# [STATED TASK]
Copy out the material below line for line, leaving out the pictures.

———

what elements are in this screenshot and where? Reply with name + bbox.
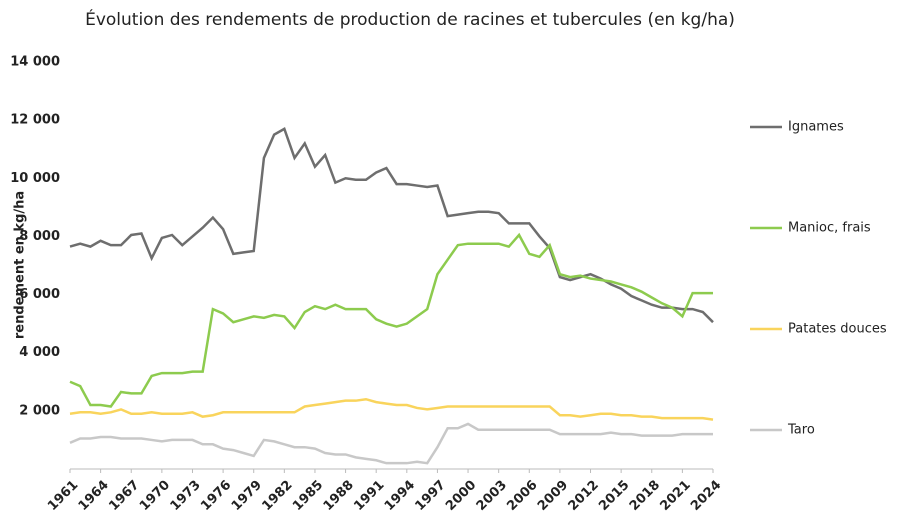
x-tick-label: 1973 bbox=[168, 478, 204, 514]
x-tick-label: 2021 bbox=[657, 478, 693, 514]
legend-label: Ignames bbox=[788, 120, 844, 135]
series-line bbox=[69, 422, 713, 465]
y-tick-label: 2 000 bbox=[19, 403, 60, 418]
y-axis-label: rendement en kg/ha bbox=[13, 191, 28, 339]
y-tick-label: 14 000 bbox=[10, 55, 60, 70]
legend-label: Manioc, frais bbox=[788, 221, 871, 236]
y-tick-label: 8 000 bbox=[19, 229, 60, 244]
x-tick-label: 1967 bbox=[106, 478, 142, 514]
x-tick-label: 1976 bbox=[198, 478, 234, 514]
legend-label: Taro bbox=[787, 423, 815, 438]
chart-title: Évolution des rendements de production d… bbox=[85, 8, 735, 30]
x-tick-label: 1991 bbox=[351, 478, 387, 514]
legend-label: Patates douces bbox=[788, 322, 887, 337]
x-tick-label: 2015 bbox=[596, 478, 632, 514]
y-tick-label: 12 000 bbox=[10, 113, 60, 128]
series-line bbox=[69, 127, 714, 324]
x-tick-label: 2012 bbox=[566, 478, 602, 514]
x-tick-label: 1994 bbox=[382, 478, 418, 514]
y-tick-label: 6 000 bbox=[19, 287, 60, 302]
x-tick-label: 1997 bbox=[413, 478, 449, 514]
x-tick-label: 2000 bbox=[443, 478, 479, 514]
y-tick-label: 4 000 bbox=[19, 345, 60, 360]
x-tick-label: 1988 bbox=[321, 478, 357, 514]
x-tick-label: 2024 bbox=[688, 478, 724, 514]
x-tick-label: 1979 bbox=[229, 478, 265, 514]
x-tick-label: 2003 bbox=[474, 478, 510, 514]
x-tick-label: 1970 bbox=[137, 478, 173, 514]
x-tick-label: 1982 bbox=[259, 478, 295, 514]
x-tick-label: 1961 bbox=[45, 478, 81, 514]
x-tick-label: 2009 bbox=[535, 478, 571, 514]
x-tick-label: 1964 bbox=[76, 478, 112, 514]
series-line bbox=[69, 397, 714, 421]
x-tick-label: 1985 bbox=[290, 478, 326, 514]
y-tick-label: 10 000 bbox=[10, 171, 60, 186]
x-tick-label: 2006 bbox=[504, 478, 540, 514]
x-tick-label: 2018 bbox=[627, 478, 663, 514]
series-line bbox=[69, 232, 713, 408]
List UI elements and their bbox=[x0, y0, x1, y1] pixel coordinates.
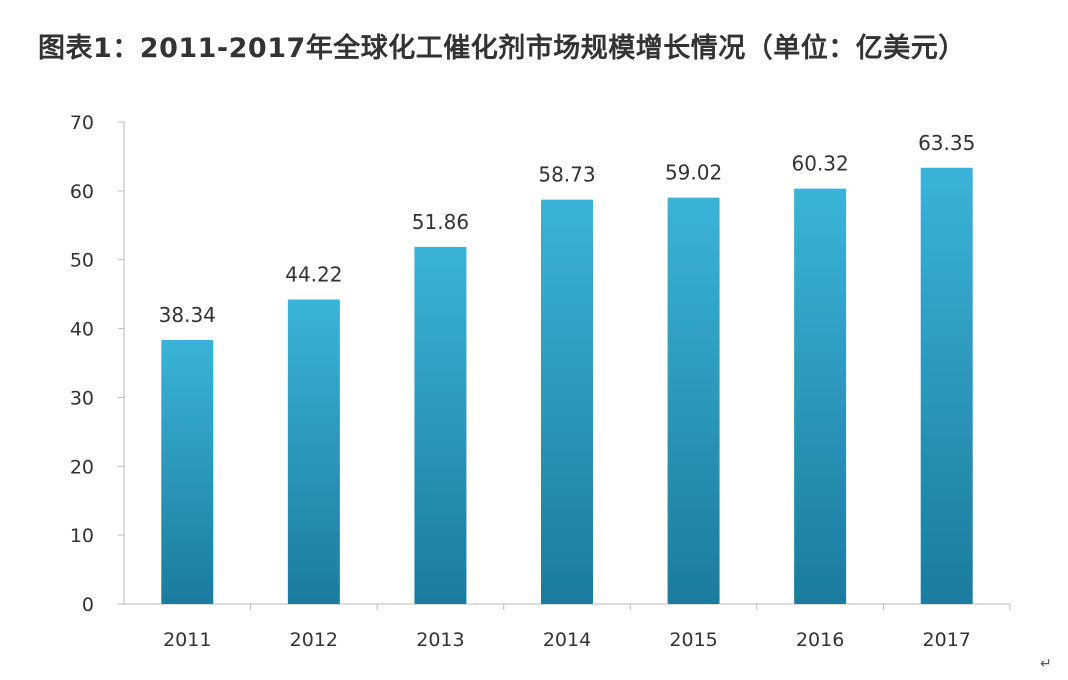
y-tick-label: 10 bbox=[70, 525, 94, 547]
y-tick-label: 20 bbox=[70, 456, 94, 478]
y-tick-label: 50 bbox=[70, 250, 94, 272]
x-tick-label: 2012 bbox=[290, 629, 338, 651]
data-label-2014: 58.73 bbox=[538, 163, 595, 187]
data-label-2012: 44.22 bbox=[285, 263, 342, 287]
data-label-2016: 60.32 bbox=[792, 152, 849, 176]
data-label-2011: 38.34 bbox=[159, 303, 216, 327]
x-tick-label: 2016 bbox=[796, 629, 844, 651]
y-tick-label: 30 bbox=[70, 387, 94, 409]
bar-2013 bbox=[414, 246, 467, 604]
data-label-2013: 51.86 bbox=[412, 210, 469, 234]
bar-2017 bbox=[920, 167, 973, 605]
y-tick-label: 70 bbox=[70, 112, 94, 134]
chart-title: 图表1：2011-2017年全球化工催化剂市场规模增长情况（单位：亿美元） bbox=[38, 33, 966, 64]
data-label-2017: 63.35 bbox=[918, 131, 975, 155]
return-mark: ↵ bbox=[1040, 656, 1052, 672]
bar-2015 bbox=[667, 197, 720, 604]
y-tick-label: 0 bbox=[82, 594, 94, 616]
y-tick-label: 60 bbox=[70, 181, 94, 203]
x-tick-label: 2011 bbox=[163, 629, 211, 651]
x-tick-label: 2013 bbox=[416, 629, 464, 651]
data-label-2015: 59.02 bbox=[665, 161, 722, 185]
x-tick-label: 2017 bbox=[923, 629, 971, 651]
bar-2016 bbox=[794, 188, 847, 604]
y-tick-label: 40 bbox=[70, 319, 94, 341]
bar-2011 bbox=[161, 340, 214, 604]
bar-2012 bbox=[287, 299, 340, 604]
bar-2014 bbox=[541, 199, 593, 605]
x-tick-label: 2014 bbox=[543, 629, 591, 651]
x-tick-label: 2015 bbox=[669, 629, 717, 651]
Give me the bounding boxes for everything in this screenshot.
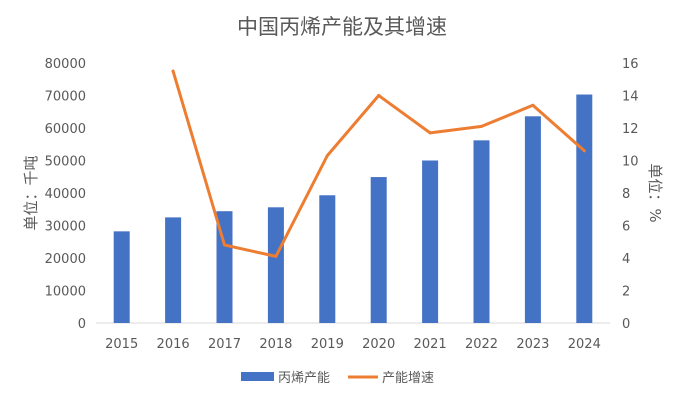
- line-series: [171, 69, 586, 258]
- x-tick-label: 2017: [208, 337, 241, 352]
- bar: [216, 211, 233, 323]
- y2-tick-label: 14: [622, 90, 639, 105]
- x-tick-label: 2023: [516, 337, 549, 352]
- x-tick-label: 2024: [568, 337, 601, 352]
- x-tick-label: 2018: [259, 337, 292, 352]
- x-tick-label: 2019: [311, 337, 344, 352]
- y2-tick-label: 16: [622, 57, 639, 72]
- axes: 0 10000 20000 30000 40000 50000 60000 70000 8000…: [22, 57, 664, 352]
- bar: [370, 177, 387, 323]
- y-tick-label: 70000: [45, 90, 86, 105]
- line-point: [325, 154, 329, 158]
- bar: [473, 140, 490, 323]
- y-tick-label: 0: [78, 317, 86, 332]
- bar: [113, 231, 130, 323]
- line-point: [428, 131, 432, 135]
- y-tick-label: 80000: [45, 57, 86, 72]
- y-tick-label: 60000: [45, 122, 86, 137]
- y2-tick-label: 12: [622, 122, 639, 137]
- bar-series: [113, 94, 593, 324]
- bar: [422, 160, 439, 323]
- y2-tick-label: 2: [622, 285, 630, 300]
- y2-tick-label: 6: [622, 220, 630, 235]
- y2-tick-label: 8: [622, 187, 630, 202]
- line-point: [223, 243, 226, 247]
- bar: [319, 195, 336, 323]
- x-tick-label: 2020: [362, 337, 395, 352]
- y-tick-label: 30000: [45, 220, 86, 235]
- line-point: [377, 94, 381, 97]
- line-point: [582, 149, 586, 153]
- x-tick-label: 2015: [105, 337, 138, 352]
- line-point: [531, 103, 535, 107]
- y-tick-label: 40000: [45, 187, 86, 202]
- bar: [165, 217, 182, 323]
- x-tick-label: 2021: [414, 337, 447, 352]
- y2-axis-label: 单位：%: [646, 163, 664, 222]
- legend-label-line: 产能增速: [382, 371, 434, 386]
- chart-title: 中国丙烯产能及其增速: [237, 15, 447, 39]
- y-tick-label: 20000: [45, 252, 86, 267]
- line-point: [171, 69, 175, 73]
- legend-swatch-bar: [241, 372, 274, 381]
- x-tick-label: 2022: [465, 337, 498, 352]
- y2-tick-label: 10: [622, 155, 639, 170]
- y-tick-label: 50000: [45, 155, 86, 170]
- legend-label-bar: 丙烯产能: [278, 371, 330, 386]
- line-point: [480, 124, 483, 128]
- y2-tick-label: 4: [622, 252, 630, 267]
- bar: [267, 207, 284, 323]
- y-axis-label: 单位：千吨: [22, 155, 40, 230]
- bar: [524, 116, 541, 323]
- bar: [576, 94, 593, 324]
- line-point: [274, 254, 278, 258]
- y-tick-label: 10000: [45, 285, 86, 300]
- legend: 丙烯产能 产能增速: [241, 371, 434, 386]
- y2-tick-label: 0: [622, 317, 630, 332]
- x-tick-label: 2016: [157, 337, 190, 352]
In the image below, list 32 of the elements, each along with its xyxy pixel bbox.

———

# [REPLY]
what elements are in this screenshot and where? Reply with name + bbox.
x-tick-label: 1973 bbox=[168, 478, 204, 514]
x-tick-label: 2021 bbox=[657, 478, 693, 514]
legend-label: Ignames bbox=[788, 120, 844, 135]
series-line bbox=[69, 422, 713, 465]
y-tick-label: 2 000 bbox=[19, 403, 60, 418]
y-axis-label: rendement en kg/ha bbox=[13, 191, 28, 339]
y-tick-label: 14 000 bbox=[10, 55, 60, 70]
legend-label: Manioc, frais bbox=[788, 221, 871, 236]
y-tick-label: 8 000 bbox=[19, 229, 60, 244]
x-tick-label: 1967 bbox=[106, 478, 142, 514]
x-tick-label: 1976 bbox=[198, 478, 234, 514]
legend-label: Taro bbox=[787, 423, 815, 438]
chart-title: Évolution des rendements de production d… bbox=[85, 8, 735, 30]
x-tick-label: 1991 bbox=[351, 478, 387, 514]
legend-label: Patates douces bbox=[788, 322, 887, 337]
x-tick-label: 2015 bbox=[596, 478, 632, 514]
y-tick-label: 12 000 bbox=[10, 113, 60, 128]
series-line bbox=[69, 127, 714, 324]
x-tick-label: 2012 bbox=[566, 478, 602, 514]
x-tick-label: 1994 bbox=[382, 478, 418, 514]
y-tick-label: 6 000 bbox=[19, 287, 60, 302]
x-tick-label: 1997 bbox=[413, 478, 449, 514]
x-tick-label: 2000 bbox=[443, 478, 479, 514]
y-tick-label: 4 000 bbox=[19, 345, 60, 360]
x-tick-label: 1988 bbox=[321, 478, 357, 514]
x-tick-label: 2024 bbox=[688, 478, 724, 514]
x-tick-label: 1979 bbox=[229, 478, 265, 514]
x-tick-label: 2003 bbox=[474, 478, 510, 514]
x-tick-label: 1970 bbox=[137, 478, 173, 514]
x-tick-label: 1982 bbox=[259, 478, 295, 514]
x-tick-label: 1961 bbox=[45, 478, 81, 514]
x-tick-label: 2009 bbox=[535, 478, 571, 514]
x-tick-label: 1964 bbox=[76, 478, 112, 514]
series-line bbox=[69, 397, 714, 421]
x-tick-label: 1985 bbox=[290, 478, 326, 514]
y-tick-label: 10 000 bbox=[10, 171, 60, 186]
x-tick-label: 2006 bbox=[504, 478, 540, 514]
x-tick-label: 2018 bbox=[627, 478, 663, 514]
series-line bbox=[69, 232, 713, 408]
List UI elements and their bbox=[x0, y0, x1, y1] pixel coordinates.
y-tick-label: 10 bbox=[70, 525, 94, 547]
y-tick-label: 20 bbox=[70, 456, 94, 478]
y-tick-label: 50 bbox=[70, 250, 94, 272]
x-tick-label: 2012 bbox=[290, 629, 338, 651]
data-label-2014: 58.73 bbox=[538, 163, 595, 187]
data-label-2012: 44.22 bbox=[285, 263, 342, 287]
data-label-2016: 60.32 bbox=[792, 152, 849, 176]
data-label-2011: 38.34 bbox=[159, 303, 216, 327]
x-tick-label: 2016 bbox=[796, 629, 844, 651]
y-tick-label: 30 bbox=[70, 387, 94, 409]
bar-2013 bbox=[414, 246, 467, 604]
data-label-2013: 51.86 bbox=[412, 210, 469, 234]
bar-2017 bbox=[920, 167, 973, 605]
y-tick-label: 70 bbox=[70, 112, 94, 134]
chart-title: 图表1：2011-2017年全球化工催化剂市场规模增长情况（单位：亿美元） bbox=[38, 33, 966, 64]
data-label-2017: 63.35 bbox=[918, 131, 975, 155]
return-mark: ↵ bbox=[1040, 656, 1052, 672]
bar-2015 bbox=[667, 197, 720, 604]
y-tick-label: 0 bbox=[82, 594, 94, 616]
y-tick-label: 60 bbox=[70, 181, 94, 203]
x-tick-label: 2011 bbox=[163, 629, 211, 651]
x-tick-label: 2013 bbox=[416, 629, 464, 651]
data-label-2015: 59.02 bbox=[665, 161, 722, 185]
x-tick-label: 2017 bbox=[923, 629, 971, 651]
bar-2016 bbox=[794, 188, 847, 604]
y-tick-label: 40 bbox=[70, 319, 94, 341]
bar-2011 bbox=[161, 340, 214, 604]
bar-2012 bbox=[287, 299, 340, 604]
bar-2014 bbox=[541, 199, 593, 605]
x-tick-label: 2014 bbox=[543, 629, 591, 651]
x-tick-label: 2015 bbox=[669, 629, 717, 651]
Give me the bounding boxes for everything in this screenshot.
- line-series: [171, 69, 586, 258]
- x-tick-label: 2017: [208, 337, 241, 352]
- bar: [216, 211, 233, 323]
- y2-tick-label: 14: [622, 90, 639, 105]
- x-tick-label: 2023: [516, 337, 549, 352]
- x-tick-label: 2024: [568, 337, 601, 352]
- x-tick-label: 2018: [259, 337, 292, 352]
- x-tick-label: 2019: [311, 337, 344, 352]
- y2-tick-label: 16: [622, 57, 639, 72]
- axes: 0 10000 20000 30000 40000 50000 60000 70000 8000…: [22, 57, 664, 352]
- bar: [370, 177, 387, 323]
- y-tick-label: 70000: [45, 90, 86, 105]
- line-point: [325, 154, 329, 158]
- bar: [473, 140, 490, 323]
- y-tick-label: 0: [78, 317, 86, 332]
- bar: [113, 231, 130, 323]
- line-point: [428, 131, 432, 135]
- y-tick-label: 80000: [45, 57, 86, 72]
- y-tick-label: 60000: [45, 122, 86, 137]
- y2-tick-label: 12: [622, 122, 639, 137]
- bar-series: [113, 94, 593, 324]
- bar: [422, 160, 439, 323]
- y2-tick-label: 2: [622, 285, 630, 300]
- y2-tick-label: 6: [622, 220, 630, 235]
- y2-tick-label: 8: [622, 187, 630, 202]
- line-point: [223, 243, 226, 247]
- bar: [319, 195, 336, 323]
- x-tick-label: 2020: [362, 337, 395, 352]
- y-tick-label: 30000: [45, 220, 86, 235]
- line-point: [377, 94, 381, 97]
- line-point: [582, 149, 586, 153]
- x-tick-label: 2015: [105, 337, 138, 352]
- line-point: [531, 103, 535, 107]
- y-tick-label: 40000: [45, 187, 86, 202]
- bar: [165, 217, 182, 323]
- x-tick-label: 2021: [414, 337, 447, 352]
- y2-axis-label: 单位：%: [646, 163, 664, 222]
- legend-label-line: 产能增速: [382, 371, 434, 386]
- chart-title: 中国丙烯产能及其增速: [237, 15, 447, 39]
- y-tick-label: 20000: [45, 252, 86, 267]
- line-point: [171, 69, 175, 73]
- legend-swatch-bar: [241, 372, 274, 381]
- x-tick-label: 2022: [465, 337, 498, 352]
- y2-tick-label: 10: [622, 155, 639, 170]
- y-tick-label: 50000: [45, 155, 86, 170]
- legend-label-bar: 丙烯产能: [278, 371, 330, 386]
- line-point: [480, 124, 483, 128]
- y2-tick-label: 4: [622, 252, 630, 267]
- bar: [267, 207, 284, 323]
- y-axis-label: 单位：千吨: [22, 155, 40, 230]
- bar: [524, 116, 541, 323]
- bar: [576, 94, 593, 324]
- line-point: [274, 254, 278, 258]
- y-tick-label: 10000: [45, 285, 86, 300]
- legend: 丙烯产能 产能增速: [241, 371, 434, 386]
- y2-tick-label: 0: [622, 317, 630, 332]
- x-tick-label: 2016: [157, 337, 190, 352]
In the image below, list 32 of the elements, each along with its xyxy pixel bbox.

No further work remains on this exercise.